[Task statement]: Set all the material down again unchanged, without the pictures.

[Record set]:
Start
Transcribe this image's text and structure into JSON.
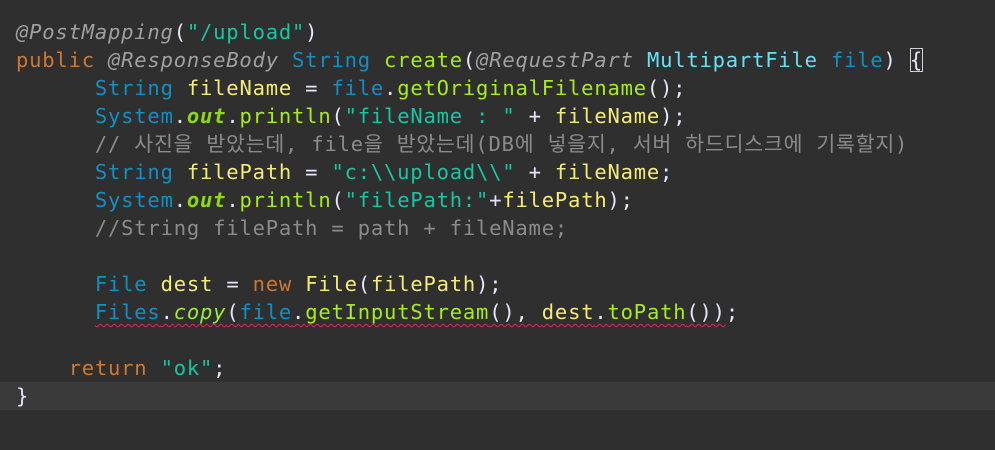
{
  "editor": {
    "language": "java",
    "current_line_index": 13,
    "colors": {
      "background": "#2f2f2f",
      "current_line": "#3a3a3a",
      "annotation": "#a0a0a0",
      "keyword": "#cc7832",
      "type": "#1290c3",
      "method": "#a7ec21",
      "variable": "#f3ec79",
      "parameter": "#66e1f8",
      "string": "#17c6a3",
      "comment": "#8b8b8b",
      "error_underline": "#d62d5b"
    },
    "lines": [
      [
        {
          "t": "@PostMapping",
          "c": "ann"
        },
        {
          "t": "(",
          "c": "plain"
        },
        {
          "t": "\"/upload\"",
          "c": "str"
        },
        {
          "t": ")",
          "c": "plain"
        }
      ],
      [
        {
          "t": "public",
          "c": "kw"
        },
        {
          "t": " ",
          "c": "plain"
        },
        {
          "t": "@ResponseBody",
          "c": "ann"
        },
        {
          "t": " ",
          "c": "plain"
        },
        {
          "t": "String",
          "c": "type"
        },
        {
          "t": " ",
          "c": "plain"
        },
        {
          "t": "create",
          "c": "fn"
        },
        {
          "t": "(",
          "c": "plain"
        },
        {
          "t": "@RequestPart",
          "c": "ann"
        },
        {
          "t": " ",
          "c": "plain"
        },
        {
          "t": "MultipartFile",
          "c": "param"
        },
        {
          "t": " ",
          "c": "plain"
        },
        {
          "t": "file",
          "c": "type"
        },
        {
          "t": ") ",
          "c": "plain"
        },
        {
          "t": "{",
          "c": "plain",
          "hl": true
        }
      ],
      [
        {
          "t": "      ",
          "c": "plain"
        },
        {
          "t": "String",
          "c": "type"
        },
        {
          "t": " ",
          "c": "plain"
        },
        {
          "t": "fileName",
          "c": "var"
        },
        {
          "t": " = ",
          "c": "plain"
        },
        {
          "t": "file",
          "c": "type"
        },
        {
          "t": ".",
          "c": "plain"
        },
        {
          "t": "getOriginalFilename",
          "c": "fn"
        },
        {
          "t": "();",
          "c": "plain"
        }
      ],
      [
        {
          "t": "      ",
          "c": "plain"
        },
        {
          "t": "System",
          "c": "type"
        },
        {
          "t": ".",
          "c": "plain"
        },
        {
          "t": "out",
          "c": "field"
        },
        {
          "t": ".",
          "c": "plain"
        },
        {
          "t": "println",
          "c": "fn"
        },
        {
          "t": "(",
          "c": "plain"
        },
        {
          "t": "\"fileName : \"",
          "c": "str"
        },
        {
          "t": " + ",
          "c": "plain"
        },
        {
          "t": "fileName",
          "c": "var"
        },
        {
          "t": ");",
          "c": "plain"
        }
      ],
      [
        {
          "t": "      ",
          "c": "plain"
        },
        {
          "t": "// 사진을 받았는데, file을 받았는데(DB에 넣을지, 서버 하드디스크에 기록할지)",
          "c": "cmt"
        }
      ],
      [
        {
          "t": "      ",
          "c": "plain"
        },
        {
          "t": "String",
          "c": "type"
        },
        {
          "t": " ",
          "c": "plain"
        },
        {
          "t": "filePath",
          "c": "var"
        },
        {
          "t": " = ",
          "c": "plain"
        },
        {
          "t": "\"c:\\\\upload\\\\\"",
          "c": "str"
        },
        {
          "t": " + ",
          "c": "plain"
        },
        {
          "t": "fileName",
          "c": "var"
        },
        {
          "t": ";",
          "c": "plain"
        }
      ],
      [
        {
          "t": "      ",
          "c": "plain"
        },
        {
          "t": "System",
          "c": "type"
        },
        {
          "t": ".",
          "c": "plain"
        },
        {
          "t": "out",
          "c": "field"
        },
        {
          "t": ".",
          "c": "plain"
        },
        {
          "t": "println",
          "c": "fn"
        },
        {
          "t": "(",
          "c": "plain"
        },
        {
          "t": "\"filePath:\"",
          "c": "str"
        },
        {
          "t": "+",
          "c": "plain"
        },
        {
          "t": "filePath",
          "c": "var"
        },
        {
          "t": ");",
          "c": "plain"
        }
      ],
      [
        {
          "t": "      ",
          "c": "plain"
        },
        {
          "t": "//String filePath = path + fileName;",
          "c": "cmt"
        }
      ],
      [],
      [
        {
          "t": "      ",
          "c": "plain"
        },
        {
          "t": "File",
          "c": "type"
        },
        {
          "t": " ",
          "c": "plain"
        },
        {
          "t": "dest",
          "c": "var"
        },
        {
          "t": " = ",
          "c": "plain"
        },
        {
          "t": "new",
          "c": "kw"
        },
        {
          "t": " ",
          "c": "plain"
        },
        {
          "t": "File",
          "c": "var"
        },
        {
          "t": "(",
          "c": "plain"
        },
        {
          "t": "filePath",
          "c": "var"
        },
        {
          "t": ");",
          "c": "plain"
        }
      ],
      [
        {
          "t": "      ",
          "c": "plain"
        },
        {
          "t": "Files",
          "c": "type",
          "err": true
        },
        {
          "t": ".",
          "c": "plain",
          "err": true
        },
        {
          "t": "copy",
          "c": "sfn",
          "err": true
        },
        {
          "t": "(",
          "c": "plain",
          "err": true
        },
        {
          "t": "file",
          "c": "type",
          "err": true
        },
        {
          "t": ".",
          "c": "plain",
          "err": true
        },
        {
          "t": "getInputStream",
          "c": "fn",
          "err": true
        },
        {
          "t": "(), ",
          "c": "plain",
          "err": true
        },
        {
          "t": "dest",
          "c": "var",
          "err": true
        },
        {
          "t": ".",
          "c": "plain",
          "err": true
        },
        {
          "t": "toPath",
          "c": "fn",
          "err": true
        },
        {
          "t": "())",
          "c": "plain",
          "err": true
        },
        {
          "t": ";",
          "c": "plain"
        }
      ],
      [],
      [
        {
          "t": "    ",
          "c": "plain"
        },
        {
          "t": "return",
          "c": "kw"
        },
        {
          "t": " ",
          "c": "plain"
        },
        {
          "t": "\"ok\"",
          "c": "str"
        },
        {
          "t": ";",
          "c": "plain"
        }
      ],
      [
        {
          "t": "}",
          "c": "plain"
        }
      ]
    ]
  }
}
End
[Result for this task]:
Transcribe this image's text and structure into JSON.
{
  "editor": {
    "language": "java",
    "current_line_index": 13,
    "colors": {
      "background": "#2f2f2f",
      "current_line": "#3a3a3a",
      "annotation": "#a0a0a0",
      "keyword": "#cc7832",
      "type": "#1290c3",
      "method": "#a7ec21",
      "variable": "#f3ec79",
      "parameter": "#66e1f8",
      "string": "#17c6a3",
      "comment": "#8b8b8b",
      "error_underline": "#d62d5b"
    },
    "lines": [
      [
        {
          "t": "@PostMapping",
          "c": "ann"
        },
        {
          "t": "(",
          "c": "plain"
        },
        {
          "t": "\"/upload\"",
          "c": "str"
        },
        {
          "t": ")",
          "c": "plain"
        }
      ],
      [
        {
          "t": "public",
          "c": "kw"
        },
        {
          "t": " ",
          "c": "plain"
        },
        {
          "t": "@ResponseBody",
          "c": "ann"
        },
        {
          "t": " ",
          "c": "plain"
        },
        {
          "t": "String",
          "c": "type"
        },
        {
          "t": " ",
          "c": "plain"
        },
        {
          "t": "create",
          "c": "fn"
        },
        {
          "t": "(",
          "c": "plain"
        },
        {
          "t": "@RequestPart",
          "c": "ann"
        },
        {
          "t": " ",
          "c": "plain"
        },
        {
          "t": "MultipartFile",
          "c": "param"
        },
        {
          "t": " ",
          "c": "plain"
        },
        {
          "t": "file",
          "c": "type"
        },
        {
          "t": ") ",
          "c": "plain"
        },
        {
          "t": "{",
          "c": "plain",
          "hl": true
        }
      ],
      [
        {
          "t": "      ",
          "c": "plain"
        },
        {
          "t": "String",
          "c": "type"
        },
        {
          "t": " ",
          "c": "plain"
        },
        {
          "t": "fileName",
          "c": "var"
        },
        {
          "t": " = ",
          "c": "plain"
        },
        {
          "t": "file",
          "c": "type"
        },
        {
          "t": ".",
          "c": "plain"
        },
        {
          "t": "getOriginalFilename",
          "c": "fn"
        },
        {
          "t": "();",
          "c": "plain"
        }
      ],
      [
        {
          "t": "      ",
          "c": "plain"
        },
        {
          "t": "System",
          "c": "type"
        },
        {
          "t": ".",
          "c": "plain"
        },
        {
          "t": "out",
          "c": "field"
        },
        {
          "t": ".",
          "c": "plain"
        },
        {
          "t": "println",
          "c": "fn"
        },
        {
          "t": "(",
          "c": "plain"
        },
        {
          "t": "\"fileName : \"",
          "c": "str"
        },
        {
          "t": " + ",
          "c": "plain"
        },
        {
          "t": "fileName",
          "c": "var"
        },
        {
          "t": ");",
          "c": "plain"
        }
      ],
      [
        {
          "t": "      ",
          "c": "plain"
        },
        {
          "t": "// 사진을 받았는데, file을 받았는데(DB에 넣을지, 서버 하드디스크에 기록할지)",
          "c": "cmt"
        }
      ],
      [
        {
          "t": "      ",
          "c": "plain"
        },
        {
          "t": "String",
          "c": "type"
        },
        {
          "t": " ",
          "c": "plain"
        },
        {
          "t": "filePath",
          "c": "var"
        },
        {
          "t": " = ",
          "c": "plain"
        },
        {
          "t": "\"c:\\\\upload\\\\\"",
          "c": "str"
        },
        {
          "t": " + ",
          "c": "plain"
        },
        {
          "t": "fileName",
          "c": "var"
        },
        {
          "t": ";",
          "c": "plain"
        }
      ],
      [
        {
          "t": "      ",
          "c": "plain"
        },
        {
          "t": "System",
          "c": "type"
        },
        {
          "t": ".",
          "c": "plain"
        },
        {
          "t": "out",
          "c": "field"
        },
        {
          "t": ".",
          "c": "plain"
        },
        {
          "t": "println",
          "c": "fn"
        },
        {
          "t": "(",
          "c": "plain"
        },
        {
          "t": "\"filePath:\"",
          "c": "str"
        },
        {
          "t": "+",
          "c": "plain"
        },
        {
          "t": "filePath",
          "c": "var"
        },
        {
          "t": ");",
          "c": "plain"
        }
      ],
      [
        {
          "t": "      ",
          "c": "plain"
        },
        {
          "t": "//String filePath = path + fileName;",
          "c": "cmt"
        }
      ],
      [],
      [
        {
          "t": "      ",
          "c": "plain"
        },
        {
          "t": "File",
          "c": "type"
        },
        {
          "t": " ",
          "c": "plain"
        },
        {
          "t": "dest",
          "c": "var"
        },
        {
          "t": " = ",
          "c": "plain"
        },
        {
          "t": "new",
          "c": "kw"
        },
        {
          "t": " ",
          "c": "plain"
        },
        {
          "t": "File",
          "c": "var"
        },
        {
          "t": "(",
          "c": "plain"
        },
        {
          "t": "filePath",
          "c": "var"
        },
        {
          "t": ");",
          "c": "plain"
        }
      ],
      [
        {
          "t": "      ",
          "c": "plain"
        },
        {
          "t": "Files",
          "c": "type",
          "err": true
        },
        {
          "t": ".",
          "c": "plain",
          "err": true
        },
        {
          "t": "copy",
          "c": "sfn",
          "err": true
        },
        {
          "t": "(",
          "c": "plain",
          "err": true
        },
        {
          "t": "file",
          "c": "type",
          "err": true
        },
        {
          "t": ".",
          "c": "plain",
          "err": true
        },
        {
          "t": "getInputStream",
          "c": "fn",
          "err": true
        },
        {
          "t": "(), ",
          "c": "plain",
          "err": true
        },
        {
          "t": "dest",
          "c": "var",
          "err": true
        },
        {
          "t": ".",
          "c": "plain",
          "err": true
        },
        {
          "t": "toPath",
          "c": "fn",
          "err": true
        },
        {
          "t": "())",
          "c": "plain",
          "err": true
        },
        {
          "t": ";",
          "c": "plain"
        }
      ],
      [],
      [
        {
          "t": "    ",
          "c": "plain"
        },
        {
          "t": "return",
          "c": "kw"
        },
        {
          "t": " ",
          "c": "plain"
        },
        {
          "t": "\"ok\"",
          "c": "str"
        },
        {
          "t": ";",
          "c": "plain"
        }
      ],
      [
        {
          "t": "}",
          "c": "plain"
        }
      ]
    ]
  }
}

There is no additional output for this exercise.